▸ Written problem:
Retype each entry below exactly as it stands.

Items from a dataset:
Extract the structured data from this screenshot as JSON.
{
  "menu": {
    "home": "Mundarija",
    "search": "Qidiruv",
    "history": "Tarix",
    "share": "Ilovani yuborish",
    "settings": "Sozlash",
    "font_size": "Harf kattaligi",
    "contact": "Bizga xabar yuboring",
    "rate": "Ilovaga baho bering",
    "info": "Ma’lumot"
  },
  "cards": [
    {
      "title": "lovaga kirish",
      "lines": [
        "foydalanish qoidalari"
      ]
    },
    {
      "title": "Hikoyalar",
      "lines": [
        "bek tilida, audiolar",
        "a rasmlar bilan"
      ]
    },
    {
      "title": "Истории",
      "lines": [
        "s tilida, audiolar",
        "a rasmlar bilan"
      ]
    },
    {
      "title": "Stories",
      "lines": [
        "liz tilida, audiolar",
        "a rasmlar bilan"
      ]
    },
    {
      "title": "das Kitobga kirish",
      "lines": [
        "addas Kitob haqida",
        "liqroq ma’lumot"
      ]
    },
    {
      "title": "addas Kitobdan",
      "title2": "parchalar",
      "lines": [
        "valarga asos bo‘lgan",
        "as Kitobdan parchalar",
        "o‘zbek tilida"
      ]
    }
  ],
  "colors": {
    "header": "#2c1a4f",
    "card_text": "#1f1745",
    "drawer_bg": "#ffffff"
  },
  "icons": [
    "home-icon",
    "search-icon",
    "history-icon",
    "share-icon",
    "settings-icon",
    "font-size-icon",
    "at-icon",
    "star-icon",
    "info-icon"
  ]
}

▸ Solution below:
Extract the structured data from this screenshot as JSON.
{
  "menu": {
    "home": "Mundarija",
    "search": "Qidiruv",
    "history": "Tarix",
    "share": "Ilovani yuborish",
    "settings": "Sozlash",
    "font_size": "Harf kattaligi",
    "contact": "Bizga xabar yuboring",
    "rate": "Ilovaga baho bering",
    "info": "Ma’lumot"
  },
  "cards": [
    {
      "title": "lovaga kirish",
      "lines": [
        "foydalanish qoidalari"
      ]
    },
    {
      "title": "Hikoyalar",
      "lines": [
        "bek tilida, audiolar",
        "a rasmlar bilan"
      ]
    },
    {
      "title": "Истории",
      "lines": [
        "s tilida, audiolar",
        "a rasmlar bilan"
      ]
    },
    {
      "title": "Stories",
      "lines": [
        "liz tilida, audiolar",
        "a rasmlar bilan"
      ]
    },
    {
      "title": "das Kitobga kirish",
      "lines": [
        "addas Kitob haqida",
        "liqroq ma’lumot"
      ]
    },
    {
      "title": "addas Kitobdan",
      "title2": "parchalar",
      "lines": [
        "valarga asos bo‘lgan",
        "as Kitobdan parchalar",
        "o‘zbek tilida"
      ]
    }
  ],
  "colors": {
    "header": "#2c1a4f",
    "card_text": "#1f1745",
    "drawer_bg": "#ffffff"
  },
  "icons": [
    "home-icon",
    "search-icon",
    "history-icon",
    "share-icon",
    "settings-icon",
    "font-size-icon",
    "at-icon",
    "star-icon",
    "info-icon"
  ]
}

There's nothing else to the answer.